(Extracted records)
+ + + +

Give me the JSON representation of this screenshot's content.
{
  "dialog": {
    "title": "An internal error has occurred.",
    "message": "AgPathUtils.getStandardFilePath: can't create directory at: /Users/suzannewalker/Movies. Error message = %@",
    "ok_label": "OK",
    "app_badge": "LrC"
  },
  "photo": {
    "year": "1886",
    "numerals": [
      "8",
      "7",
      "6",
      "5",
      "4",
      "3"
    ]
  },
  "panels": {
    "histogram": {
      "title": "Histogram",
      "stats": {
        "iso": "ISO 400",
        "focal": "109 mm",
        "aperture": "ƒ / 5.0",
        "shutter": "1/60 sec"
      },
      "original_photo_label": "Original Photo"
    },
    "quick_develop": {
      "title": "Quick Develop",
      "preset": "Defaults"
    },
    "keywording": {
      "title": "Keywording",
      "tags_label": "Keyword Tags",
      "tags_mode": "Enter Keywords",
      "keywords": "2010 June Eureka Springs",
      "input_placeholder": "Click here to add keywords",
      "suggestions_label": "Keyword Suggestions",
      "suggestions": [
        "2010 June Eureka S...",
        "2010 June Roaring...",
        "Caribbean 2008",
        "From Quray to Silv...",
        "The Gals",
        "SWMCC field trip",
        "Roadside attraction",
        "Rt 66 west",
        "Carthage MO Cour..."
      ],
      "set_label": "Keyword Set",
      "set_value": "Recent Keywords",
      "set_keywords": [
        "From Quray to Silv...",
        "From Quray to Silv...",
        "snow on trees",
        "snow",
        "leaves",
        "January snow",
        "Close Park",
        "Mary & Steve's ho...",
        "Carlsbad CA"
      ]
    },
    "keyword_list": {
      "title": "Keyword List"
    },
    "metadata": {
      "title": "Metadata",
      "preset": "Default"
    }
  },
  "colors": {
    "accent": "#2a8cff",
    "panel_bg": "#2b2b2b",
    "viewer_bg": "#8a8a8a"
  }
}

+ + + +

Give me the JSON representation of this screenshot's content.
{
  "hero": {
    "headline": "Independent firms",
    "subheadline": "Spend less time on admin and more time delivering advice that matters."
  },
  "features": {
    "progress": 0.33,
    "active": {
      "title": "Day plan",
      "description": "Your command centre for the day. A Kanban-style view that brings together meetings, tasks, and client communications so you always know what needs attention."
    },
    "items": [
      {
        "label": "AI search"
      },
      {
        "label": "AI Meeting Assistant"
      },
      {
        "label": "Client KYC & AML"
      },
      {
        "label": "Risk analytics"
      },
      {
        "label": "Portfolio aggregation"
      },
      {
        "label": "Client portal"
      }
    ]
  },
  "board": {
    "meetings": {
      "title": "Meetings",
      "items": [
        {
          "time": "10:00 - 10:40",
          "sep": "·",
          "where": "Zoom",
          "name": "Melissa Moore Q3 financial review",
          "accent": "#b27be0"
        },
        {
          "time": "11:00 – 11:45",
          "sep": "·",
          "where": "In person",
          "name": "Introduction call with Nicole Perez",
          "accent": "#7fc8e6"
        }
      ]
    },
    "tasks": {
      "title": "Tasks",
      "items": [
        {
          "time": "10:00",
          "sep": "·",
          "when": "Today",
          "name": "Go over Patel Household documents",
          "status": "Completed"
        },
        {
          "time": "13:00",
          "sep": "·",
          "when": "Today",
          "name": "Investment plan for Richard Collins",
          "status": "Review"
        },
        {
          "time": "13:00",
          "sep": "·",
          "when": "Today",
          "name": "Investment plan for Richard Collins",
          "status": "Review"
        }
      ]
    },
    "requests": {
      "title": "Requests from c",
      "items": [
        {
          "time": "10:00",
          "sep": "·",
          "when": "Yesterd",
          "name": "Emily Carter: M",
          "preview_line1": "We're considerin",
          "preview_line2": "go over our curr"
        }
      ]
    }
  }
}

+ + + +

Of the lines above, copy each that contains "title".

    "title": "An internal error has occurred.",
      "title": "Histogram",
      "title": "Quick Develop",
      "title": "Keywording",
      "title": "Keyword List"
      "title": "Metadata",
      "title": "Day plan",
      "title": "Meetings",
      "title": "Tasks",
      "title": "Requests from c",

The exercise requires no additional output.